Brief:
These entries are to be set down again exactly.

Given entries:
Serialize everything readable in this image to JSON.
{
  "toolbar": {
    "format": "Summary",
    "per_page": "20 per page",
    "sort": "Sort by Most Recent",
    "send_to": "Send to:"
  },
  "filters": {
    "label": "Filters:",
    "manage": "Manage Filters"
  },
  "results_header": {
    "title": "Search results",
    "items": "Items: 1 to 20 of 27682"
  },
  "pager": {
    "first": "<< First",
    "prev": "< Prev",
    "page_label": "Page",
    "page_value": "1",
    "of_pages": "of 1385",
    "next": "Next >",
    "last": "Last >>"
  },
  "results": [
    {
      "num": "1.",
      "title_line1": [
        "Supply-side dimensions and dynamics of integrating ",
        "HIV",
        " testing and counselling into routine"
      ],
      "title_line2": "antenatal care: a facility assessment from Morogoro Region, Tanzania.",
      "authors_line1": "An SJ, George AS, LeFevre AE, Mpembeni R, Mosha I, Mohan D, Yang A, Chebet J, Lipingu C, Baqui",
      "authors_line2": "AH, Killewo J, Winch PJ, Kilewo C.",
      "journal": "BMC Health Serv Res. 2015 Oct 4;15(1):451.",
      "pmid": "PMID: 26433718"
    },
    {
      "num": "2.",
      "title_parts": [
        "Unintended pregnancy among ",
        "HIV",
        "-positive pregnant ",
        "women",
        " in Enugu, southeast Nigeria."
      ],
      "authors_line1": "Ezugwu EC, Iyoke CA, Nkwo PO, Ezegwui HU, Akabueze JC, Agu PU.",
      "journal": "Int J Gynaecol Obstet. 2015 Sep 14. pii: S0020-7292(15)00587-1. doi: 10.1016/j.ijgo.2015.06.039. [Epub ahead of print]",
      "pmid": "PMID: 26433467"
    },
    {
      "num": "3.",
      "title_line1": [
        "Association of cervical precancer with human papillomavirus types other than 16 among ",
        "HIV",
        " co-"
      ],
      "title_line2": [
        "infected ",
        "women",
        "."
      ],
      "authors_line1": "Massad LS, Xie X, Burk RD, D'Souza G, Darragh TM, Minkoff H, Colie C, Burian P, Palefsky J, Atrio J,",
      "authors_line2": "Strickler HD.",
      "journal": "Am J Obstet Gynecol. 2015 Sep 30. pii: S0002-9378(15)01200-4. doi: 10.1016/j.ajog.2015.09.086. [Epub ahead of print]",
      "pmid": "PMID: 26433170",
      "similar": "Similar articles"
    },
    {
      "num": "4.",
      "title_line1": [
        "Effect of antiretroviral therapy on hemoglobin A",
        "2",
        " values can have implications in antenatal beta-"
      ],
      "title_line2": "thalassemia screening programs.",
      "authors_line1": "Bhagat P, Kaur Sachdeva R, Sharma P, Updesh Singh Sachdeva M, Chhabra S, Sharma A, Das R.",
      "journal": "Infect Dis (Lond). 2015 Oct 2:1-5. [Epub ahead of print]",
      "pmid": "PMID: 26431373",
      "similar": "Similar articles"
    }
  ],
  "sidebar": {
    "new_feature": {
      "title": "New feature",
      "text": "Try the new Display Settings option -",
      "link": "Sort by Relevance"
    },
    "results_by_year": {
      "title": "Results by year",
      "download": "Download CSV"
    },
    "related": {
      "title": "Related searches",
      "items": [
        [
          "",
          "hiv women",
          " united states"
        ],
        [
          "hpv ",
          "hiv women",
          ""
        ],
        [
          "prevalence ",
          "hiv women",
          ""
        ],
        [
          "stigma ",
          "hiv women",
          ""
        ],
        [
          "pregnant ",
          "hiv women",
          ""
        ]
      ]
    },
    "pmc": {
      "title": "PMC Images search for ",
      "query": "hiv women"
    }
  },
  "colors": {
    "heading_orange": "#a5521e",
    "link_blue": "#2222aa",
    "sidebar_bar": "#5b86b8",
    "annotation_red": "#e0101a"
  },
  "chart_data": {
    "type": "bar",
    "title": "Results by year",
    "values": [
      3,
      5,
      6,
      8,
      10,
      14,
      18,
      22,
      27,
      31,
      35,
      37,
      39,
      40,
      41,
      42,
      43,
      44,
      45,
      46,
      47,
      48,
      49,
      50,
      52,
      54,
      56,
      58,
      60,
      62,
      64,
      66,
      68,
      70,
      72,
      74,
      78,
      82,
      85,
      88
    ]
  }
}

Solution to this problem:
Serialize everything readable in this image to JSON.
{
  "toolbar": {
    "format": "Summary",
    "per_page": "20 per page",
    "sort": "Sort by Most Recent",
    "send_to": "Send to:"
  },
  "filters": {
    "label": "Filters:",
    "manage": "Manage Filters"
  },
  "results_header": {
    "title": "Search results",
    "items": "Items: 1 to 20 of 27682"
  },
  "pager": {
    "first": "<< First",
    "prev": "< Prev",
    "page_label": "Page",
    "page_value": "1",
    "of_pages": "of 1385",
    "next": "Next >",
    "last": "Last >>"
  },
  "results": [
    {
      "num": "1.",
      "title_line1": [
        "Supply-side dimensions and dynamics of integrating ",
        "HIV",
        " testing and counselling into routine"
      ],
      "title_line2": "antenatal care: a facility assessment from Morogoro Region, Tanzania.",
      "authors_line1": "An SJ, George AS, LeFevre AE, Mpembeni R, Mosha I, Mohan D, Yang A, Chebet J, Lipingu C, Baqui",
      "authors_line2": "AH, Killewo J, Winch PJ, Kilewo C.",
      "journal": "BMC Health Serv Res. 2015 Oct 4;15(1):451.",
      "pmid": "PMID: 26433718"
    },
    {
      "num": "2.",
      "title_parts": [
        "Unintended pregnancy among ",
        "HIV",
        "-positive pregnant ",
        "women",
        " in Enugu, southeast Nigeria."
      ],
      "authors_line1": "Ezugwu EC, Iyoke CA, Nkwo PO, Ezegwui HU, Akabueze JC, Agu PU.",
      "journal": "Int J Gynaecol Obstet. 2015 Sep 14. pii: S0020-7292(15)00587-1. doi: 10.1016/j.ijgo.2015.06.039. [Epub ahead of print]",
      "pmid": "PMID: 26433467"
    },
    {
      "num": "3.",
      "title_line1": [
        "Association of cervical precancer with human papillomavirus types other than 16 among ",
        "HIV",
        " co-"
      ],
      "title_line2": [
        "infected ",
        "women",
        "."
      ],
      "authors_line1": "Massad LS, Xie X, Burk RD, D'Souza G, Darragh TM, Minkoff H, Colie C, Burian P, Palefsky J, Atrio J,",
      "authors_line2": "Strickler HD.",
      "journal": "Am J Obstet Gynecol. 2015 Sep 30. pii: S0002-9378(15)01200-4. doi: 10.1016/j.ajog.2015.09.086. [Epub ahead of print]",
      "pmid": "PMID: 26433170",
      "similar": "Similar articles"
    },
    {
      "num": "4.",
      "title_line1": [
        "Effect of antiretroviral therapy on hemoglobin A",
        "2",
        " values can have implications in antenatal beta-"
      ],
      "title_line2": "thalassemia screening programs.",
      "authors_line1": "Bhagat P, Kaur Sachdeva R, Sharma P, Updesh Singh Sachdeva M, Chhabra S, Sharma A, Das R.",
      "journal": "Infect Dis (Lond). 2015 Oct 2:1-5. [Epub ahead of print]",
      "pmid": "PMID: 26431373",
      "similar": "Similar articles"
    }
  ],
  "sidebar": {
    "new_feature": {
      "title": "New feature",
      "text": "Try the new Display Settings option -",
      "link": "Sort by Relevance"
    },
    "results_by_year": {
      "title": "Results by year",
      "download": "Download CSV"
    },
    "related": {
      "title": "Related searches",
      "items": [
        [
          "",
          "hiv women",
          " united states"
        ],
        [
          "hpv ",
          "hiv women",
          ""
        ],
        [
          "prevalence ",
          "hiv women",
          ""
        ],
        [
          "stigma ",
          "hiv women",
          ""
        ],
        [
          "pregnant ",
          "hiv women",
          ""
        ]
      ]
    },
    "pmc": {
      "title": "PMC Images search for ",
      "query": "hiv women"
    }
  },
  "colors": {
    "heading_orange": "#a5521e",
    "link_blue": "#2222aa",
    "sidebar_bar": "#5b86b8",
    "annotation_red": "#e0101a"
  },
  "chart_data": {
    "type": "bar",
    "title": "Results by year",
    "values": [
      3,
      5,
      6,
      8,
      10,
      14,
      18,
      22,
      27,
      31,
      35,
      37,
      39,
      40,
      41,
      42,
      43,
      44,
      45,
      46,
      47,
      48,
      49,
      50,
      52,
      54,
      56,
      58,
      60,
      62,
      64,
      66,
      68,
      70,
      72,
      74,
      78,
      82,
      85,
      88
    ]
  }
}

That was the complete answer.